▶ [THE REQUEST]: Report the count of lines containing the word "dolo" in the entries below, and nothing more.
○ ○ ○ ○ ○ ○ ○
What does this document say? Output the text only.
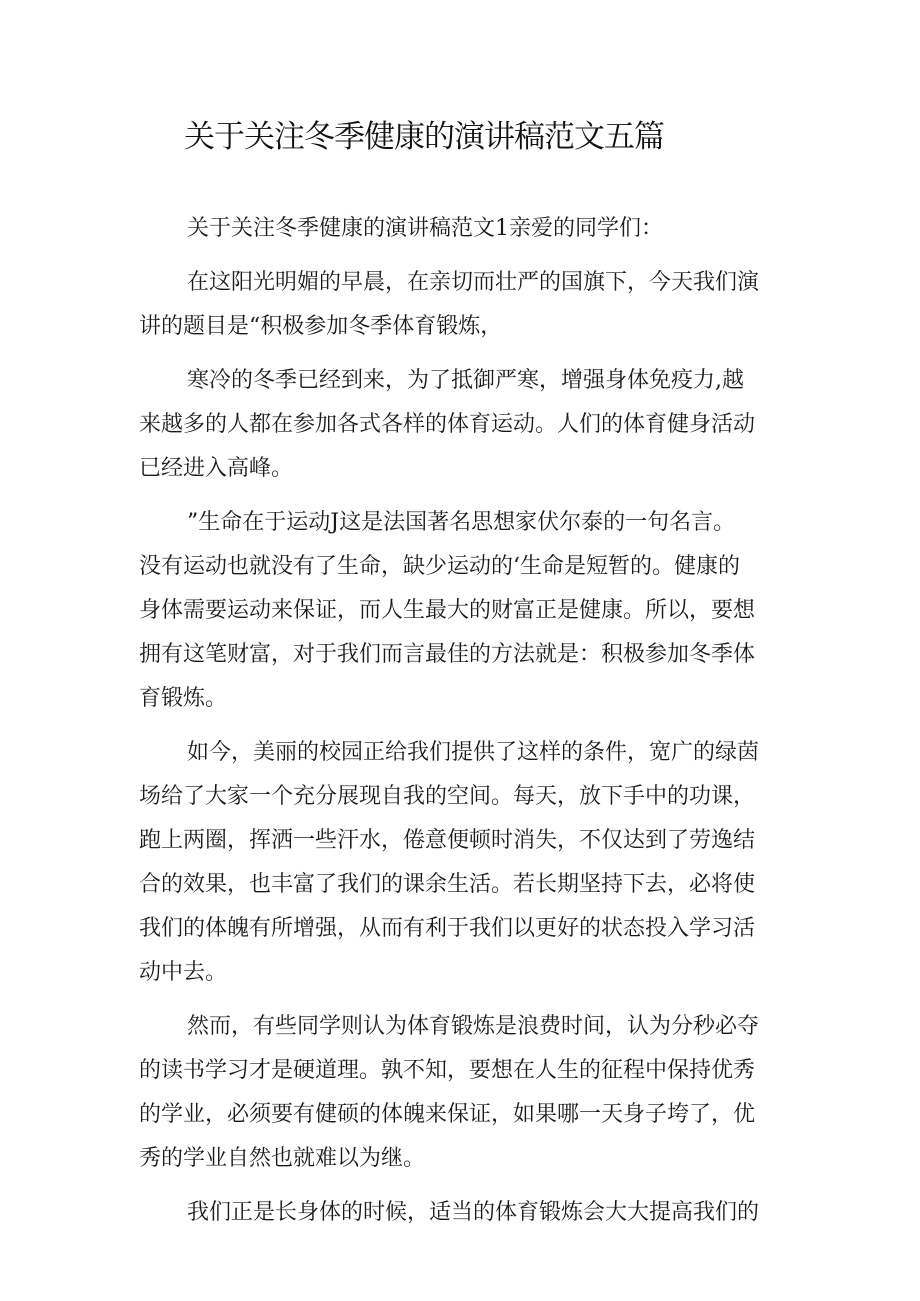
关于关注冬季健康的演讲稿范文五篇
关于关注冬季健康的演讲稿范文1亲爱的同学们：
在这阳光明媚的早晨，在亲切而壮严的国旗下，今天我们演
讲的题目是“积极参加冬季体育锻炼，
寒冷的冬季已经到来，为了抵御严寒，增强身体免疫力,越
来越多的人都在参加各式各样的体育运动。人们的体育健身活动
已经进入高峰。
”生命在于运动J这是法国著名思想家伏尔泰的一句名言。
没有运动也就没有了生命，缺少运动的‘生命是短暂的。健康的
身体需要运动来保证，而人生最大的财富正是健康。所以，要想
拥有这笔财富，对于我们而言最佳的方法就是：积极参加冬季体
育锻炼。
如今，美丽的校园正给我们提供了这样的条件，宽广的绿茵
场给了大家一个充分展现自我的空间。每天，放下手中的功课，
跑上两圈，挥洒一些汗水，倦意便顿时消失，不仅达到了劳逸结
合的效果，也丰富了我们的课余生活。若长期坚持下去，必将使
我们的体魄有所增强，从而有利于我们以更好的状态投入学习活
动中去。
然而，有些同学则认为体育锻炼是浪费时间，认为分秒必夺
的读书学习才是硬道理。孰不知，要想在人生的征程中保持优秀
的学业，必须要有健硕的体魄来保证，如果哪一天身子垮了，优
秀的学业自然也就难以为继。
我们正是长身体的时候，适当的体育锻炼会大大提高我们的
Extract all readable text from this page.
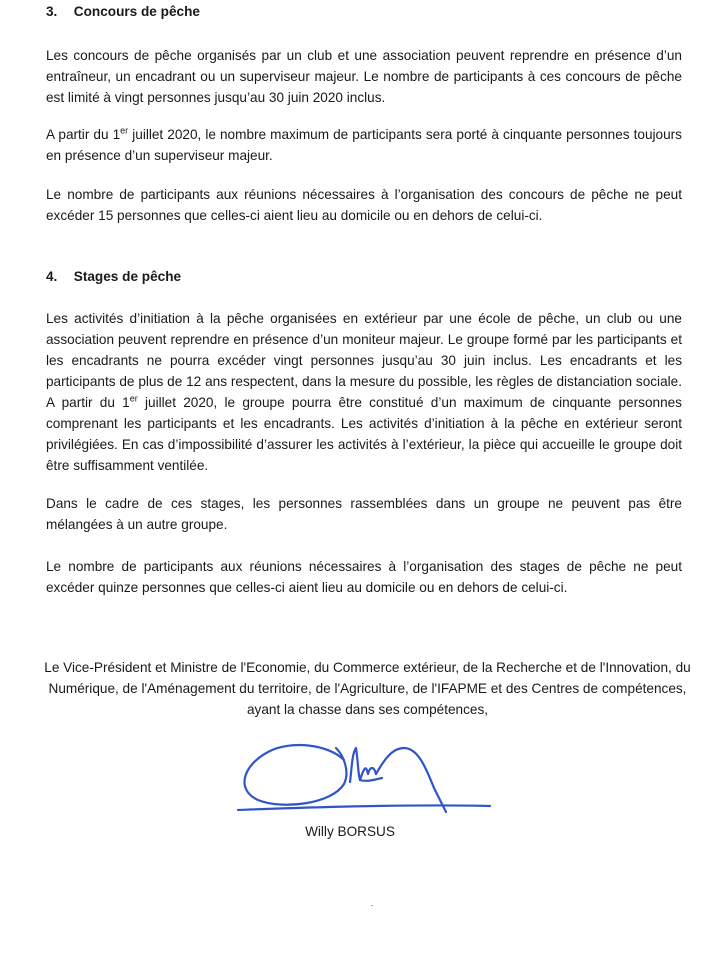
3. Concours de pêche

Les concours de pêche organisés par un club et une association peuvent reprendre en présence d’un entraîneur, un encadrant ou un superviseur majeur. Le nombre de participants à ces concours de pêche est limité à vingt personnes jusqu’au 30 juin 2020 inclus.

A partir du 1er juillet 2020, le nombre maximum de participants sera porté à cinquante personnes toujours en présence d’un superviseur majeur.

Le nombre de participants aux réunions nécessaires à l’organisation des concours de pêche ne peut excéder 15 personnes que celles-ci aient lieu au domicile ou en dehors de celui-ci.

4. Stages de pêche

Les activités d’initiation à la pêche organisées en extérieur par une école de pêche, un club ou une association peuvent reprendre en présence d’un moniteur majeur. Le groupe formé par les participants et les encadrants ne pourra excéder vingt personnes jusqu’au 30 juin inclus. Les encadrants et les participants de plus de 12 ans respectent, dans la mesure du possible, les règles de distanciation sociale. A partir du 1er juillet 2020, le groupe pourra être constitué d’un maximum de cinquante personnes comprenant les participants et les encadrants. Les activités d’initiation à la pêche en extérieur seront privilégiées. En cas d’impossibilité d’assurer les activités à l’extérieur, la pièce qui accueille le groupe doit être suffisamment ventilée.

Dans le cadre de ces stages, les personnes rassemblées dans un groupe ne peuvent pas être mélangées à un autre groupe.

Le nombre de participants aux réunions nécessaires à l’organisation des stages de pêche ne peut excéder quinze personnes que celles-ci aient lieu au domicile ou en dehors de celui-ci.

Le Vice-Président et Ministre de l'Economie, du Commerce extérieur, de la Recherche et de l'Innovation, du Numérique, de l'Aménagement du territoire, de l'Agriculture, de l'IFAPME et des Centres de compétences, ayant la chasse dans ses compétences,

Willy BORSUS
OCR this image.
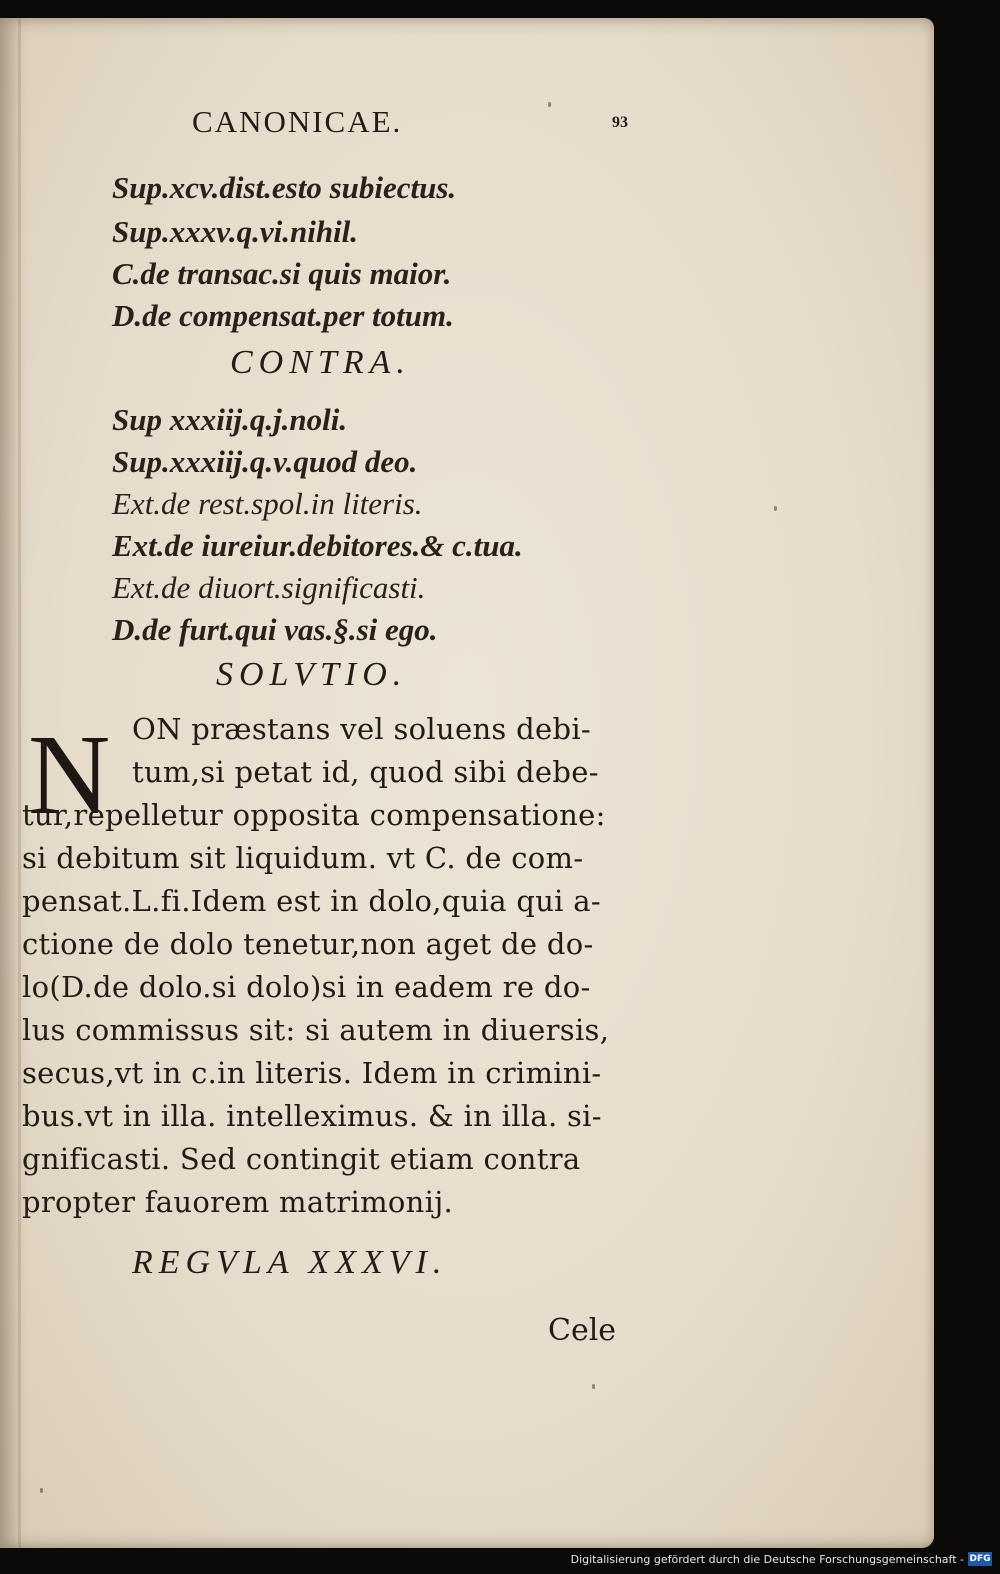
CANONICAE.	93
Sup.xcv.dist.esto subiectus.
Sup.xxxv.q.vi.nihil.
C.de transac.si quis maior.
D.de compensat.per totum.
CONTRA.
Sup xxxiij.q.j.noli.
Sup.xxxiij.q.v.quod deo.
Ext.de rest.spol.in literis.
Ext.de iureiur.debitores.& c.tua.
Ext.de diuort.significasti.
D.de furt.qui vas.§.si ego.
SOLVTIO.
N ON præstans vel soluens debi-
tum,si petat id, quod sibi debe-
tur,repelletur opposita compensatione:
si debitum sit liquidum. vt C. de com-
pensat.L.fi.Idem est in dolo,quia qui a-
ctione de dolo tenetur,non aget de do-
lo(D.de dolo.si dolo)si in eadem re do-
lus commissus sit: si autem in diuersis,
secus,vt in c.in literis. Idem in crimini-
bus.vt in illa. intelleximus. & in illa. si-
gnificasti. Sed contingit etiam contra
propter fauorem matrimonij.
REGVLA XXXVI.
Cele
Digitalisierung gefördert durch die Deutsche Forschungsgemeinschaft - DFG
○ ○ ○ ○ ○ ○ ○
▶ [ANSWER IN FULL]: 3